Provide only the number of lines in the data below that contain the string "Retrato".
=====
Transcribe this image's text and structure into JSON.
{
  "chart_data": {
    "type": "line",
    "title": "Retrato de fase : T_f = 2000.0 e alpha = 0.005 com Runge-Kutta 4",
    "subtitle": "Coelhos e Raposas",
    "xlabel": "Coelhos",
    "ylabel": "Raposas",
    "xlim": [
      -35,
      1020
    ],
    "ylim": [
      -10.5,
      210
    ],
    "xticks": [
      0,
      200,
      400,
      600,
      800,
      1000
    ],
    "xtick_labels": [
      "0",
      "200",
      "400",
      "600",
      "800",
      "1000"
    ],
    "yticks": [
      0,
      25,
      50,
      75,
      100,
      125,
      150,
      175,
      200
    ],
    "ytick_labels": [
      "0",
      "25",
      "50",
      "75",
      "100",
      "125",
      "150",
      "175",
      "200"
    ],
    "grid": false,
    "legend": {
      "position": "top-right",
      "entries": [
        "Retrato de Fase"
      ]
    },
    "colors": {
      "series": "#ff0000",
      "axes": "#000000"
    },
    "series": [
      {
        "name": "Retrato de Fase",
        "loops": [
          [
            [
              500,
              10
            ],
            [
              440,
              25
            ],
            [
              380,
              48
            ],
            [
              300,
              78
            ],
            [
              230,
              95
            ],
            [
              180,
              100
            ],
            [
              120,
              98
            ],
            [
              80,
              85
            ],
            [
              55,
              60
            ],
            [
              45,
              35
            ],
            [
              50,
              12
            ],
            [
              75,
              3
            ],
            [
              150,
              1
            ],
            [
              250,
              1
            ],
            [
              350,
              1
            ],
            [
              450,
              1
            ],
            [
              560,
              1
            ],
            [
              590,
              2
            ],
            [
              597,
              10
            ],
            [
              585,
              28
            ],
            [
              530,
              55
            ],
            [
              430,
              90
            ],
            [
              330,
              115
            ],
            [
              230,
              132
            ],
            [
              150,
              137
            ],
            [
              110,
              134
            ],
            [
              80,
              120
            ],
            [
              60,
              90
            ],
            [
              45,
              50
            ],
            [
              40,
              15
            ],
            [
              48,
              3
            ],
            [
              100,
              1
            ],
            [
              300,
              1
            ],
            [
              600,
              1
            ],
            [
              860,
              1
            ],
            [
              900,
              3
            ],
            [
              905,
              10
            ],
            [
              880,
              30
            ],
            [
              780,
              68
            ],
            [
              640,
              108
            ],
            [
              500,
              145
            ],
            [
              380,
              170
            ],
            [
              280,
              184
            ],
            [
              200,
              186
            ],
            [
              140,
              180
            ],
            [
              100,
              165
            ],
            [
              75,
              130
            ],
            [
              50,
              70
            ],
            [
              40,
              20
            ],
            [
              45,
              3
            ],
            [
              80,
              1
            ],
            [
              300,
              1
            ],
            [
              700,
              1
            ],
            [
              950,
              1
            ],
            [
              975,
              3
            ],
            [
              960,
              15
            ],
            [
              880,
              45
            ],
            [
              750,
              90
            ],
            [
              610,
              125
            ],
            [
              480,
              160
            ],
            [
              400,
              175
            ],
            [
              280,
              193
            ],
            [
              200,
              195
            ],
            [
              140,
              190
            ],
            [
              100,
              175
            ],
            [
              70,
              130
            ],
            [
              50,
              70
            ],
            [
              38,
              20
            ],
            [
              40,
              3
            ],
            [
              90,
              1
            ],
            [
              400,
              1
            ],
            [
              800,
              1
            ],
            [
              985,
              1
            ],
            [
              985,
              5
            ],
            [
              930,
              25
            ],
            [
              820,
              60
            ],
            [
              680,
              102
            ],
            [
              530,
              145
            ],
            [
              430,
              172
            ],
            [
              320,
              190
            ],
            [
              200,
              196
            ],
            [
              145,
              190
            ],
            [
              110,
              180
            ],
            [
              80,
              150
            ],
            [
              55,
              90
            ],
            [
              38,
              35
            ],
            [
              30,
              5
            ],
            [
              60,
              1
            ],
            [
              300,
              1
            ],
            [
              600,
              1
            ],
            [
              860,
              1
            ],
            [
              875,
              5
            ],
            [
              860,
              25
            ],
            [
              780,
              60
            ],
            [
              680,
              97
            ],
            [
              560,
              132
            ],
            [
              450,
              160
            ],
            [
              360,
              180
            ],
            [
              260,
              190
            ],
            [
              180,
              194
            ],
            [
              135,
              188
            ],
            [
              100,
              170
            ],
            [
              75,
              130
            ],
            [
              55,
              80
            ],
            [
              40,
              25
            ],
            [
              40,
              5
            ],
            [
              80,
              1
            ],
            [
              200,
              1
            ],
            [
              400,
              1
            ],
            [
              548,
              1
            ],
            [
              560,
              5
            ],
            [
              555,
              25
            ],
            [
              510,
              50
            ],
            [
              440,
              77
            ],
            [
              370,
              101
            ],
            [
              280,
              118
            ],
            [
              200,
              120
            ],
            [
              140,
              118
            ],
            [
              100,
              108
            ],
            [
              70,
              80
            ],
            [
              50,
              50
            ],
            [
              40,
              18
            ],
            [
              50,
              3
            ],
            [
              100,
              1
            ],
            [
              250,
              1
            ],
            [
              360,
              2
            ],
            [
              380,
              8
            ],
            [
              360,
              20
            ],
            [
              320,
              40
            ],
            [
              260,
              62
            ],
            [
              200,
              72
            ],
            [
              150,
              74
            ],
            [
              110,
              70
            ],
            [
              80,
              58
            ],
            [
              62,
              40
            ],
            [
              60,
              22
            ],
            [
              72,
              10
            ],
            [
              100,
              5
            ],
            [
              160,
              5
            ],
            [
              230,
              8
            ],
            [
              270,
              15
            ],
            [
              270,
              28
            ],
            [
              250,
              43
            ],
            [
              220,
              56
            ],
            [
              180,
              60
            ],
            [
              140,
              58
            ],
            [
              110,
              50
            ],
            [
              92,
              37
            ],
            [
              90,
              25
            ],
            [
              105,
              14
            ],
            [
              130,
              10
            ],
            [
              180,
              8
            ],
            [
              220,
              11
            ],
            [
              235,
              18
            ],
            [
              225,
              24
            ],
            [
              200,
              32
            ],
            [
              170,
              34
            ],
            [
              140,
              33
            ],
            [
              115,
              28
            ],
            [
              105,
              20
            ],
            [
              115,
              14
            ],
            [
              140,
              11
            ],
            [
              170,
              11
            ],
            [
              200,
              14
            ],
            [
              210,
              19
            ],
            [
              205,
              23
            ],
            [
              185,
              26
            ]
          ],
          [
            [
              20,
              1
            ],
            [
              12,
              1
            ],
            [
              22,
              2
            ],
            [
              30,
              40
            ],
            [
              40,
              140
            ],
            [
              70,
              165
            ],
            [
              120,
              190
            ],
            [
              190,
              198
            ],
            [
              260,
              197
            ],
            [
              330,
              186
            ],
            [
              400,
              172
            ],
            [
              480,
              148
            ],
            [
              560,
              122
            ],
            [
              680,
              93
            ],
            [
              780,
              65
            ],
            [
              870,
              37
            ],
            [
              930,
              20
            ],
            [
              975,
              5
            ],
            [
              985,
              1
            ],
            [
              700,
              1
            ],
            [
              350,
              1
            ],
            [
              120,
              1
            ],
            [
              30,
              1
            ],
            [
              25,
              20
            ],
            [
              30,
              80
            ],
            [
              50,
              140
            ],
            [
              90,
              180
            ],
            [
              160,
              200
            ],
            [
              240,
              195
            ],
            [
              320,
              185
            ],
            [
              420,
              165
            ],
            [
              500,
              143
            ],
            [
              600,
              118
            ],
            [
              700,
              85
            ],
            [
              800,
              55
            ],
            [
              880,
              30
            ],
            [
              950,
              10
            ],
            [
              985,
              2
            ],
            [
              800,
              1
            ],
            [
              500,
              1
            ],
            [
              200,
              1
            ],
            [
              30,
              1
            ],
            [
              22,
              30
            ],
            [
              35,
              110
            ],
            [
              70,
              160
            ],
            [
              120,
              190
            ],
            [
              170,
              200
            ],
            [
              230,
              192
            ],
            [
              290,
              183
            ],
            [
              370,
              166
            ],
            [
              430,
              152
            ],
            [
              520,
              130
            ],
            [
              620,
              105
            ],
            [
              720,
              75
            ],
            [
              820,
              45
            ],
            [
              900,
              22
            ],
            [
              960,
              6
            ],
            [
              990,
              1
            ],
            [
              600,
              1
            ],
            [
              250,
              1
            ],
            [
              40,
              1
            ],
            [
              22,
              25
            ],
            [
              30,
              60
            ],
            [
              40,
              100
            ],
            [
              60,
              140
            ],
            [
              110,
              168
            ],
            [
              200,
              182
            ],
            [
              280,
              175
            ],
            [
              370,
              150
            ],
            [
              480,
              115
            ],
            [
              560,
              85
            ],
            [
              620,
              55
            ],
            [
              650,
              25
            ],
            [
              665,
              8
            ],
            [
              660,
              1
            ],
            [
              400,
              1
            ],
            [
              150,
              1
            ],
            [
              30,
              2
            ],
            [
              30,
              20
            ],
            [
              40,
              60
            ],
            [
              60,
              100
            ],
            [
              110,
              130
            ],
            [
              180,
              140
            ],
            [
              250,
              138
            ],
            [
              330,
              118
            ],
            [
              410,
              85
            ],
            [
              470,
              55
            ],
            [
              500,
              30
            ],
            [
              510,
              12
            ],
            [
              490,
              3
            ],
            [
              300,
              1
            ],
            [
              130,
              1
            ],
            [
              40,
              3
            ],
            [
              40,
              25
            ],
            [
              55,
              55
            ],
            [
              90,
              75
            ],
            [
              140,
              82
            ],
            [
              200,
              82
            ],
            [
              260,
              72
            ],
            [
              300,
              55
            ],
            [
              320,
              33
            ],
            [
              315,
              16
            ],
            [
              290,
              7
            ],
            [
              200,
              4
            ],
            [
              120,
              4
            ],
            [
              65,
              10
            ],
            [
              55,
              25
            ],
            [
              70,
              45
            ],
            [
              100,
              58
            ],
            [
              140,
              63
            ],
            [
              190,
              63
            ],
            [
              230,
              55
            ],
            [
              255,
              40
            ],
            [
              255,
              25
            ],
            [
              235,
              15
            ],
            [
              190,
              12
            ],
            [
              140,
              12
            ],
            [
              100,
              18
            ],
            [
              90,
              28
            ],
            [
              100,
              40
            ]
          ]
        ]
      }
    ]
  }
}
=====
* **SOLUTION TO THE EXERCISE**: 3